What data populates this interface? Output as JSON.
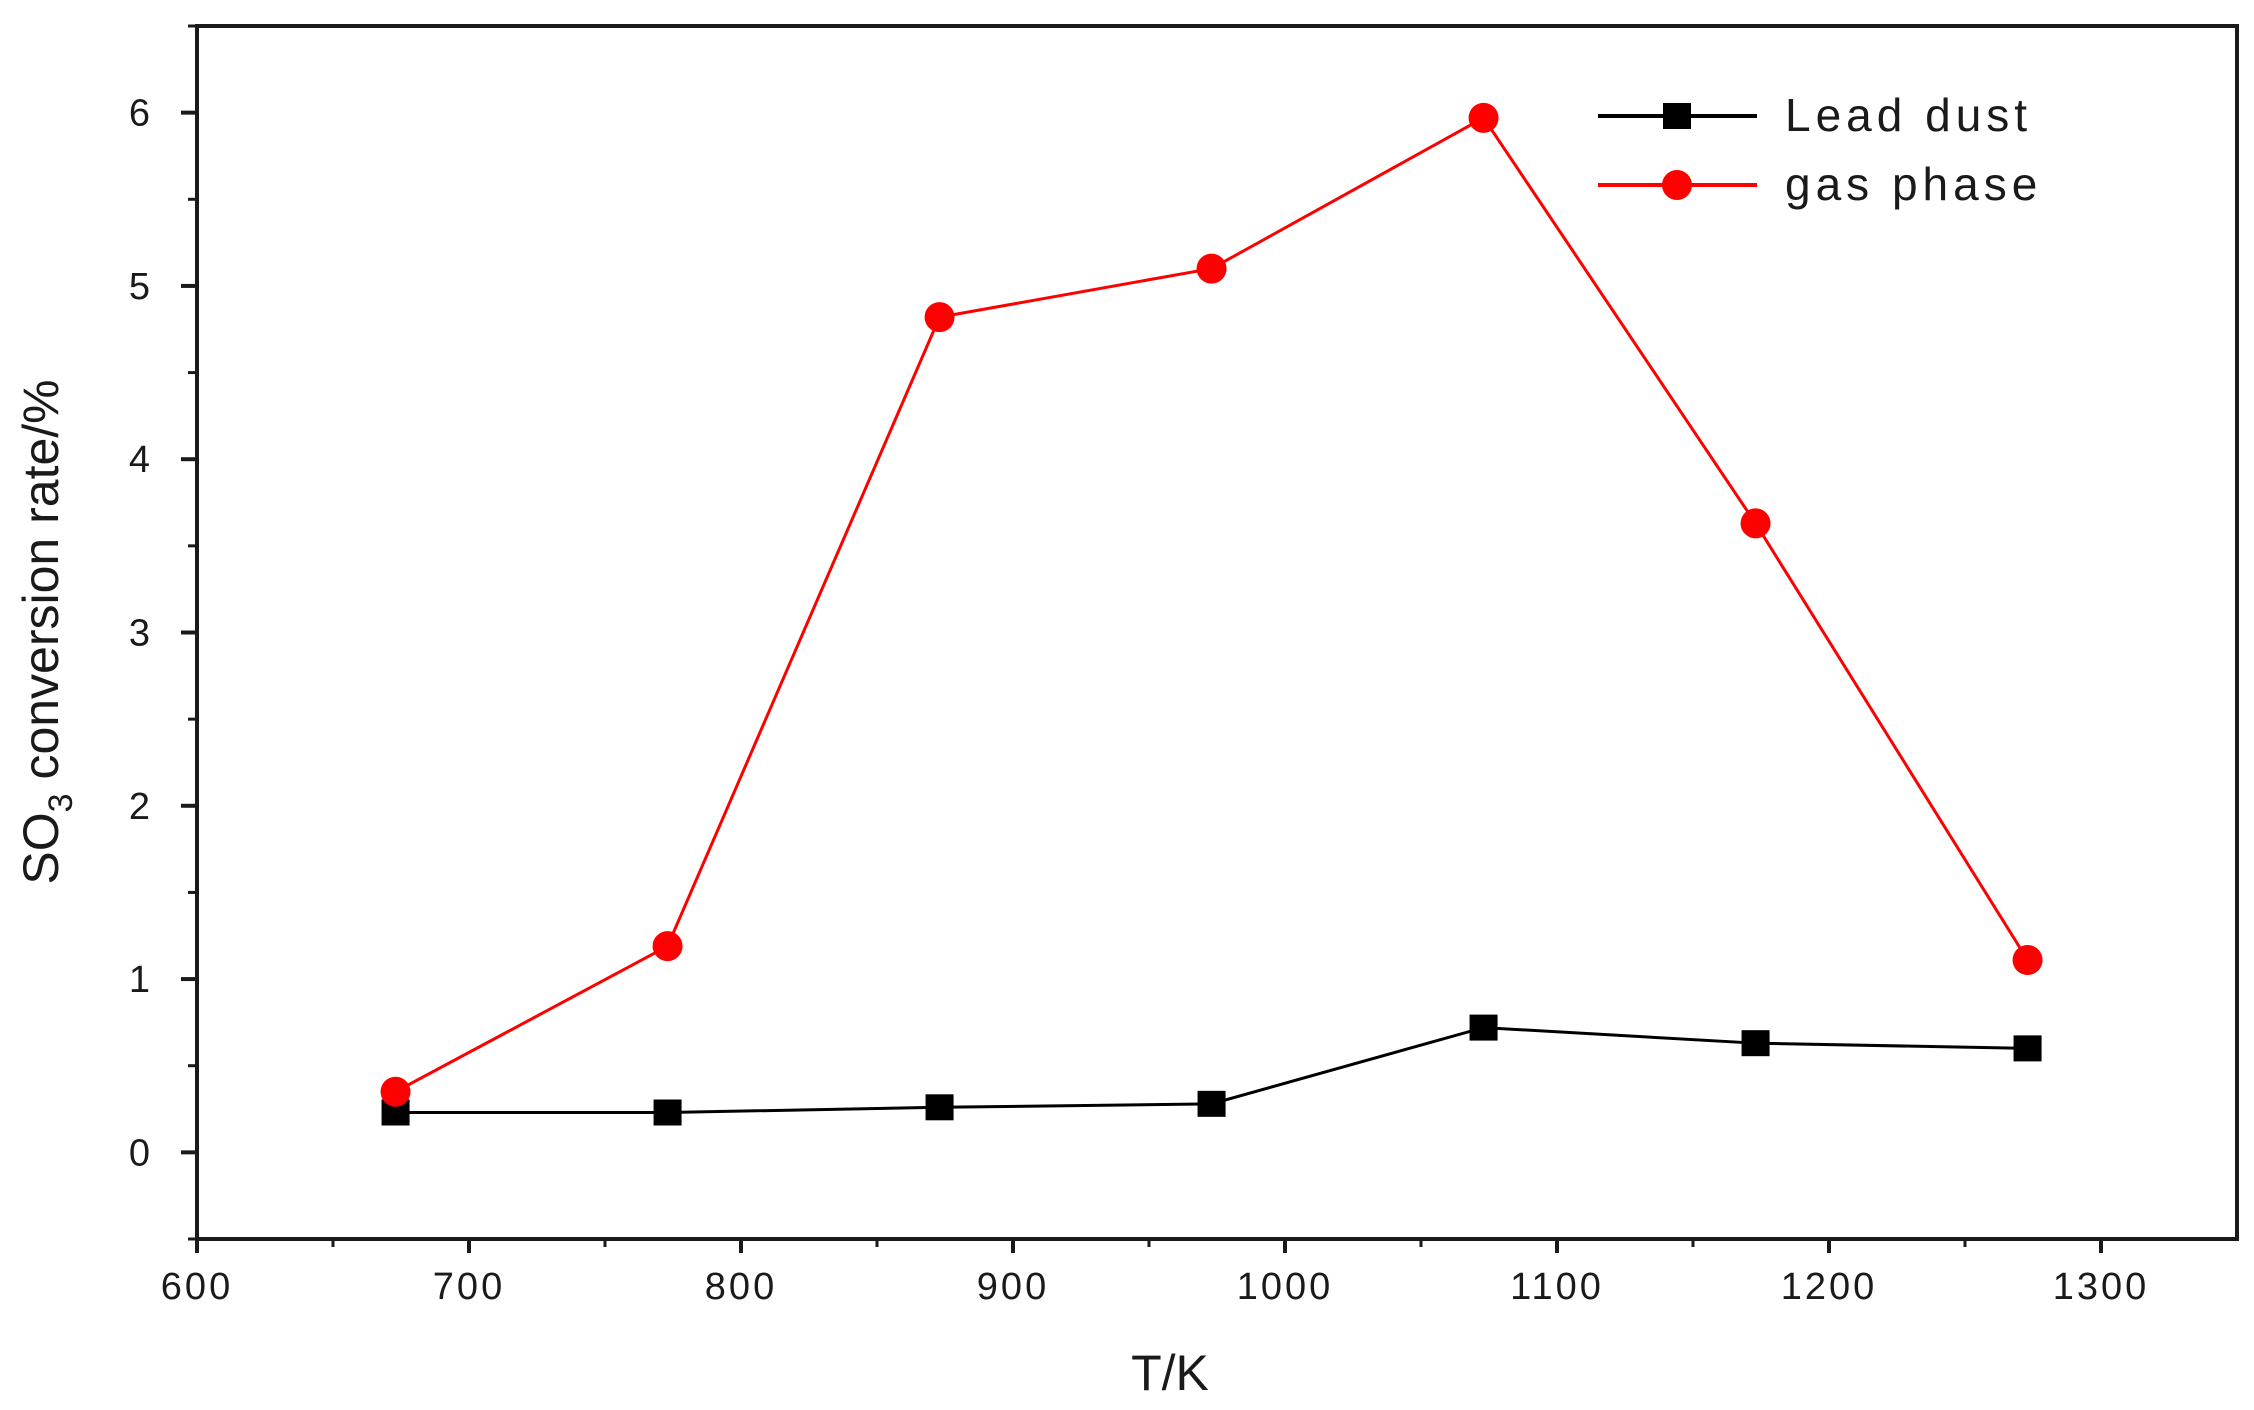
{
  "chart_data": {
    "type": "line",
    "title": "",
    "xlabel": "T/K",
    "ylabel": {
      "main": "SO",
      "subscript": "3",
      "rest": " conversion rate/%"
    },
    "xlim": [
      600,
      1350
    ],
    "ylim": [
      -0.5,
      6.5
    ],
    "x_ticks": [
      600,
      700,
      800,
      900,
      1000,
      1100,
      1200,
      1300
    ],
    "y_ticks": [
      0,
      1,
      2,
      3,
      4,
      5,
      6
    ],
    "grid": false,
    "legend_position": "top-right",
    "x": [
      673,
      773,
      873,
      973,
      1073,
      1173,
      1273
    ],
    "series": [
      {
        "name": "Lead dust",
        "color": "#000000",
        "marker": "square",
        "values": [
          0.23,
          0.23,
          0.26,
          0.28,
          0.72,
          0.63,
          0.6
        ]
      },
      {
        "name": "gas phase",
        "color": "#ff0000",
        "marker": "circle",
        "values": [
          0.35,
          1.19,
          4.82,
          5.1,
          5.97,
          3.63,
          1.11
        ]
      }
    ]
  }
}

____

## What the task requires
All records above are to be printed exactly, minus the pictures they contain.

## Task answer
What data populates this interface? Output as JSON.
{
  "chart_data": {
    "type": "line",
    "title": "",
    "xlabel": "T/K",
    "ylabel": {
      "main": "SO",
      "subscript": "3",
      "rest": " conversion rate/%"
    },
    "xlim": [
      600,
      1350
    ],
    "ylim": [
      -0.5,
      6.5
    ],
    "x_ticks": [
      600,
      700,
      800,
      900,
      1000,
      1100,
      1200,
      1300
    ],
    "y_ticks": [
      0,
      1,
      2,
      3,
      4,
      5,
      6
    ],
    "grid": false,
    "legend_position": "top-right",
    "x": [
      673,
      773,
      873,
      973,
      1073,
      1173,
      1273
    ],
    "series": [
      {
        "name": "Lead dust",
        "color": "#000000",
        "marker": "square",
        "values": [
          0.23,
          0.23,
          0.26,
          0.28,
          0.72,
          0.63,
          0.6
        ]
      },
      {
        "name": "gas phase",
        "color": "#ff0000",
        "marker": "circle",
        "values": [
          0.35,
          1.19,
          4.82,
          5.1,
          5.97,
          3.63,
          1.11
        ]
      }
    ]
  }
}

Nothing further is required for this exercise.